_Objective:_ Find the lines below that contain the string "ylabel". Copy each one.

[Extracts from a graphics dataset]
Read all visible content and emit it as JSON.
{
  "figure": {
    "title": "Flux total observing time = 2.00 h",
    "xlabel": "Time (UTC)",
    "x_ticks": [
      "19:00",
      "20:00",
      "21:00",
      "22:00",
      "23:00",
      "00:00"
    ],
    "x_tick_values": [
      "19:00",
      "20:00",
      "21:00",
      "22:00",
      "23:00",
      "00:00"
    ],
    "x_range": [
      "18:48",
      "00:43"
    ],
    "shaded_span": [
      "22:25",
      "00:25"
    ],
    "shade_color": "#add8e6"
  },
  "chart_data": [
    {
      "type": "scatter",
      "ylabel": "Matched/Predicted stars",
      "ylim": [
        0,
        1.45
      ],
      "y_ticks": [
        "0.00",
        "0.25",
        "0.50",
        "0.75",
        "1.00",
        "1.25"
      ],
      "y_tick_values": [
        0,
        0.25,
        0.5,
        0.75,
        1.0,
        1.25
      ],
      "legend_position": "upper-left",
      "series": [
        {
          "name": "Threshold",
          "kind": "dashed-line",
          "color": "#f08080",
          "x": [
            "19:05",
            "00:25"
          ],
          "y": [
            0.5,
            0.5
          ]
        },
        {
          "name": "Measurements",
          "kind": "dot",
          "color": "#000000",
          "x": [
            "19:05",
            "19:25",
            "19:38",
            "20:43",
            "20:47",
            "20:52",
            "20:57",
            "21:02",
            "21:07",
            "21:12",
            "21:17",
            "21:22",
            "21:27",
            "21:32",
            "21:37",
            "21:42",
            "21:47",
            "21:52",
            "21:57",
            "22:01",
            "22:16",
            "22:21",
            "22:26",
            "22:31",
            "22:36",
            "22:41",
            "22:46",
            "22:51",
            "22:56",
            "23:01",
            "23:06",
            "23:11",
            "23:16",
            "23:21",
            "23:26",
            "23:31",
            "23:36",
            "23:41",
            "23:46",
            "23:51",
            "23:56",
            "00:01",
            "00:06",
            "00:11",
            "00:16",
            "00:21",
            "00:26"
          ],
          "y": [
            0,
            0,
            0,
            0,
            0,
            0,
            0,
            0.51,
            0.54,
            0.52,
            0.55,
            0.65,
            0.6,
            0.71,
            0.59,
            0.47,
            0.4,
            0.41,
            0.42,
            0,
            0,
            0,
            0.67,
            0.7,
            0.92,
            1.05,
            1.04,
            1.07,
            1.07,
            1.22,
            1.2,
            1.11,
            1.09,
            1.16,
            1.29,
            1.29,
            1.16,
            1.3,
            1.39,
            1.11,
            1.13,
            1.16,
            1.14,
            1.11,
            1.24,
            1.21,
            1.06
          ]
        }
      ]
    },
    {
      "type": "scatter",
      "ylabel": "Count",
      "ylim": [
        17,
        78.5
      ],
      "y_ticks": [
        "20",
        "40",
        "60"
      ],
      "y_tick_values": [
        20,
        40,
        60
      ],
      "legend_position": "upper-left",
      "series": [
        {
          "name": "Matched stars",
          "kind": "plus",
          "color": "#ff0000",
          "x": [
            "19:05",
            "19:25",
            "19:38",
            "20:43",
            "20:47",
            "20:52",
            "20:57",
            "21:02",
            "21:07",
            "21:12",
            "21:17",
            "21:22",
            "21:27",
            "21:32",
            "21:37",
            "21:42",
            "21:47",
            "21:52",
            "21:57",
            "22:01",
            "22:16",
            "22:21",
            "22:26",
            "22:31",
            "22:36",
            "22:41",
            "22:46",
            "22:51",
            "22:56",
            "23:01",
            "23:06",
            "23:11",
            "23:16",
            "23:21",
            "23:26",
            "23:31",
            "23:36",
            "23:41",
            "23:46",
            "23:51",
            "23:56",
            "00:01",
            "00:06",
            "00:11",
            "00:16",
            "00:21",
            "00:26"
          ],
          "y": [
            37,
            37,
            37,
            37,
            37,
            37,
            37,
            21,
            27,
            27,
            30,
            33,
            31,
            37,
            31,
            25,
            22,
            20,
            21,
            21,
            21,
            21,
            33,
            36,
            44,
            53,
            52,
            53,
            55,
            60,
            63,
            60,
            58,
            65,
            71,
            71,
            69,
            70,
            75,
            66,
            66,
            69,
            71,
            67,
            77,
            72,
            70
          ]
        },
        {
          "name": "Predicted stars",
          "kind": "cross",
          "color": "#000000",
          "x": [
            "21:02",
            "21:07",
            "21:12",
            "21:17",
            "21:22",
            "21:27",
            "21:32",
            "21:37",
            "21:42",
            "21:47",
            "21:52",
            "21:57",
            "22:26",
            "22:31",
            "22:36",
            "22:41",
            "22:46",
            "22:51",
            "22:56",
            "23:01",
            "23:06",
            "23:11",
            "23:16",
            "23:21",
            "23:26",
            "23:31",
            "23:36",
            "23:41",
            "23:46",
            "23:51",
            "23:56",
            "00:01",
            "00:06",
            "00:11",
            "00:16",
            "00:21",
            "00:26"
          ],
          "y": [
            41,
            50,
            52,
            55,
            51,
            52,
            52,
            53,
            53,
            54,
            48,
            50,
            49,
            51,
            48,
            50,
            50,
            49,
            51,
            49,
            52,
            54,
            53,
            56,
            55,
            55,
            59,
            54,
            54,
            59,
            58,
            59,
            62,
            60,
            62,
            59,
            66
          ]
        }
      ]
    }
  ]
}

_The result:_
      "ylabel": "Matched/Predicted stars",
      "ylabel": "Count",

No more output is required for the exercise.